* begin EXERCISE INPUTS *
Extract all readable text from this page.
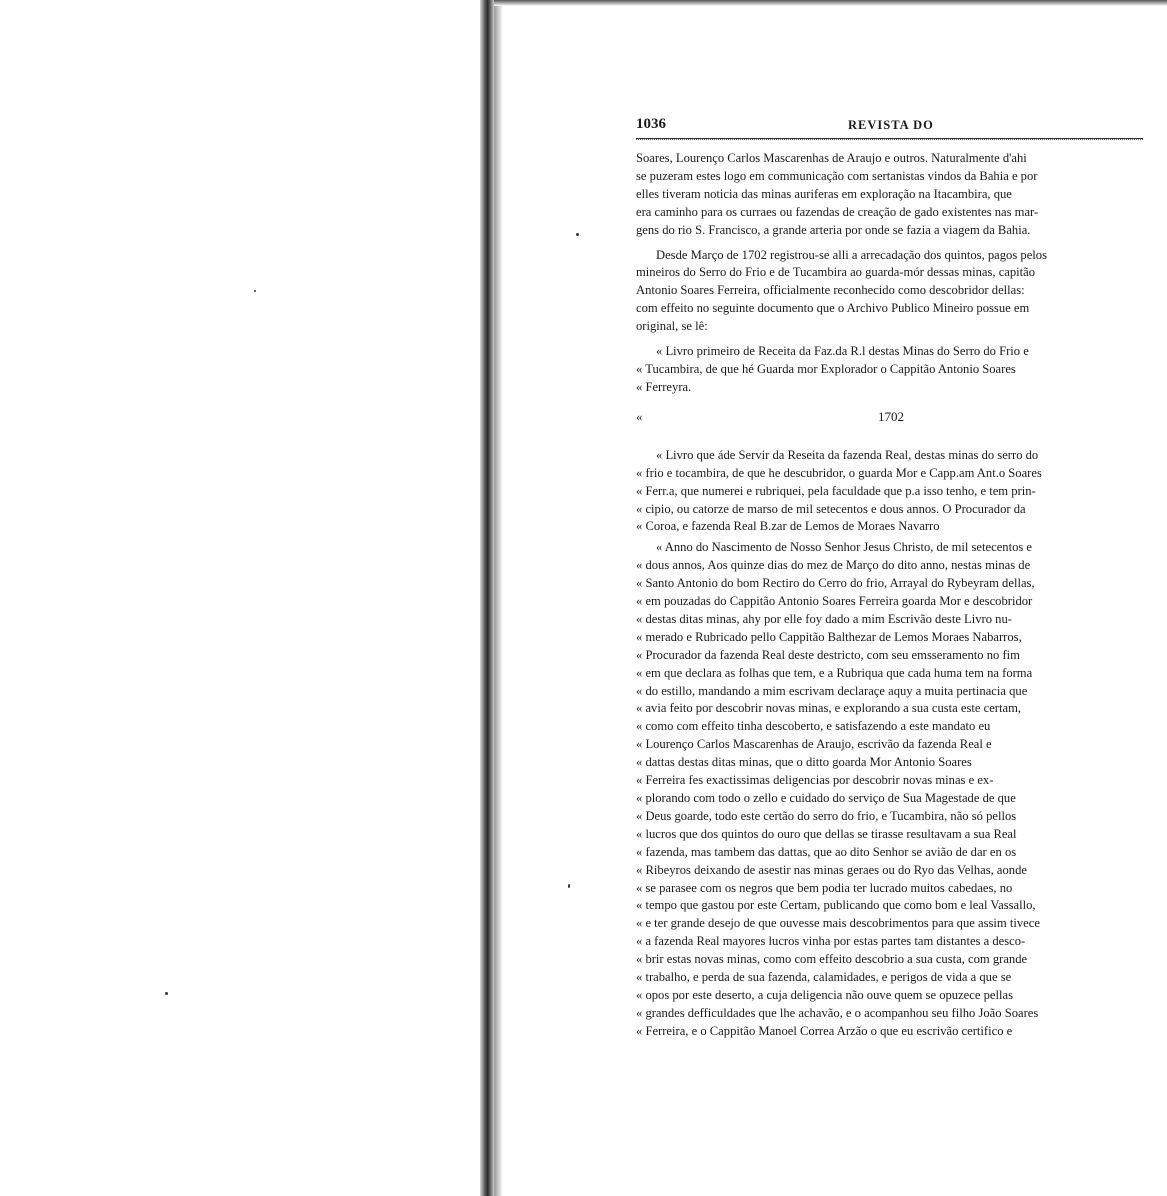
1036	REVISTA DO

Soares, Lourenço Carlos Mascarenhas de Araujo e outros. Naturalmente d'ahi
se puzeram estes logo em communicação com sertanistas vindos da Bahia e por
elles tiveram noticia das minas auriferas em exploração na Itacambira, que
era caminho para os curraes ou fazendas de creação de gado existentes nas mar-
gens do rio S. Francisco, a grande arteria por onde se fazia a viagem da Bahia.

Desde Março de 1702 registrou-se alli a arrecadação dos quintos, pagos pelos
mineiros do Serro do Frio e de Tucambira ao guarda-mór dessas minas, capitão
Antonio Soares Ferreira, officialmente reconhecido como descobridor dellas:
com effeito no seguinte documento que o Archivo Publico Mineiro possue em
original, se lê:

« Livro primeiro de Receita da Faz.da R.l destas Minas do Serro do Frio e
« Tucambira, de que hé Guarda mor Explorador o Cappitão Antonio Soares
« Ferreyra.

«	1702

« Livro que áde Servir da Reseita da fazenda Real, destas minas do serro do
« frio e tocambira, de que he descubridor, o guarda Mor e Capp.am Ant.o Soares
« Ferr.a, que numerei e rubriquei, pela faculdade que p.a isso tenho, e tem prin-
« cipio, ou catorze de marso de mil setecentos e dous annos. O Procurador da
« Coroa, e fazenda Real B.zar de Lemos de Moraes Navarro

« Anno do Nascimento de Nosso Senhor Jesus Christo, de mil setecentos e
« dous annos, Aos quinze dias do mez de Março do dito anno, nestas minas de
« Santo Antonio do bom Rectiro do Cerro do frio, Arrayal do Rybeyram dellas,
« em pouzadas do Cappitão Antonio Soares Ferreira goarda Mor e descobridor
« destas ditas minas, ahy por elle foy dado a mim Escrivão deste Livro nu-
« merado e Rubricado pello Cappitão Balthezar de Lemos Moraes Nabarros,
« Procurador da fazenda Real deste destricto, com seu emsseramento no fim
« em que declara as folhas que tem, e a Rubriqua que cada huma tem na forma
« do estillo, mandando a mim escrivam declaraçe aquy a muita pertinacia que
« avia feito por descobrir novas minas, e explorando a sua custa este certam,
« como com effeito tinha descoberto, e satisfazendo a este mandato eu
« Lourenço Carlos Mascarenhas de Araujo, escrivão da fazenda Real e
« dattas destas ditas minas, que o ditto goarda Mor Antonio Soares
« Ferreira fes exactissimas deligencias por descobrir novas minas e ex-
« plorando com todo o zello e cuidado do serviço de Sua Magestade de que
« Deus goarde, todo este certão do serro do frio, e Tucambira, não só pellos
« lucros que dos quintos do ouro que dellas se tirasse resultavam a sua Real
« fazenda, mas tambem das dattas, que ao dito Senhor se avião de dar en os
« Ribeyros deixando de asestir nas minas geraes ou do Ryo das Velhas, aonde
« se parasee com os negros que bem podia ter lucrado muitos cabedaes, no
« tempo que gastou por este Certam, publicando que como bom e leal Vassallo,
« e ter grande desejo de que ouvesse mais descobrimentos para que assim tivece
« a fazenda Real mayores lucros vinha por estas partes tam distantes a desco-
« brir estas novas minas, como com effeito descobrio a sua custa, com grande
« trabalho, e perda de sua fazenda, calamidades, e perigos de vida a que se
« opos por este deserto, a cuja deligencia não ouve quem se opuzece pellas
« grandes defficuldades que lhe achavão, e o acompanhou seu filho João Soares
« Ferreira, e o Cappitão Manoel Correa Arzão o que eu escrivão certifico e
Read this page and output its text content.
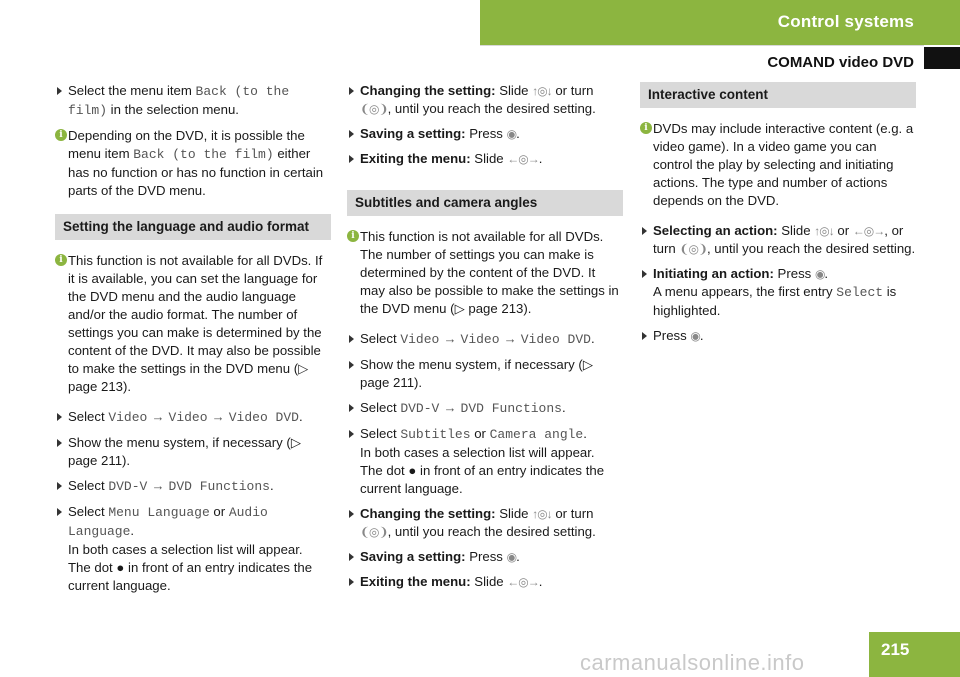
Control systems
COMAND video DVD
Select the menu item Back (to the film) in the selection menu.
i Depending on the DVD, it is possible the menu item Back (to the film) either has no function or has no function in certain parts of the DVD menu.
Setting the language and audio format
i This function is not available for all DVDs. If it is available, you can set the language for the DVD menu and the audio language and/or the audio format. The number of settings you can make is determined by the content of the DVD. It may also be possible to make the settings in the DVD menu (▷ page 213).
Select Video → Video → Video DVD.
Show the menu system, if necessary (▷ page 211).
Select DVD-V → DVD Functions.
Select Menu Language or Audio Language.
In both cases a selection list will appear.
The dot ● in front of an entry indicates the current language.
Changing the setting: Slide ↑◎↓ or turn ❨◎❩, until you reach the desired setting.
Saving a setting: Press ◉.
Exiting the menu: Slide ←◎→.
Subtitles and camera angles
i This function is not available for all DVDs. The number of settings you can make is determined by the content of the DVD. It may also be possible to make the settings in the DVD menu (▷ page 213).
Select Video → Video → Video DVD.
Show the menu system, if necessary (▷ page 211).
Select DVD-V → DVD Functions.
Select Subtitles or Camera angle.
In both cases a selection list will appear.
The dot ● in front of an entry indicates the current language.
Changing the setting: Slide ↑◎↓ or turn ❨◎❩, until you reach the desired setting.
Saving a setting: Press ◉.
Exiting the menu: Slide ←◎→.
Interactive content
i DVDs may include interactive content (e.g. a video game). In a video game you can control the play by selecting and initiating actions. The type and number of actions depends on the DVD.
Selecting an action: Slide ↑◎↓ or ←◎→, or turn ❨◎❩, until you reach the desired setting.
Initiating an action: Press ◉.
A menu appears, the first entry Select is highlighted.
Press ◉.
carmanualsonline.info
215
* end EXERCISE INPUTS *
— TASK OBJECTIVE —
Each line in the entries above that includes the string "Moraes" should be extracted.

— FINAL RESULT —
« Coroa, e fazenda Real B.zar de Lemos de Moraes Navarro
« merado e Rubricado pello Cappitão Balthezar de Lemos Moraes Nabarros,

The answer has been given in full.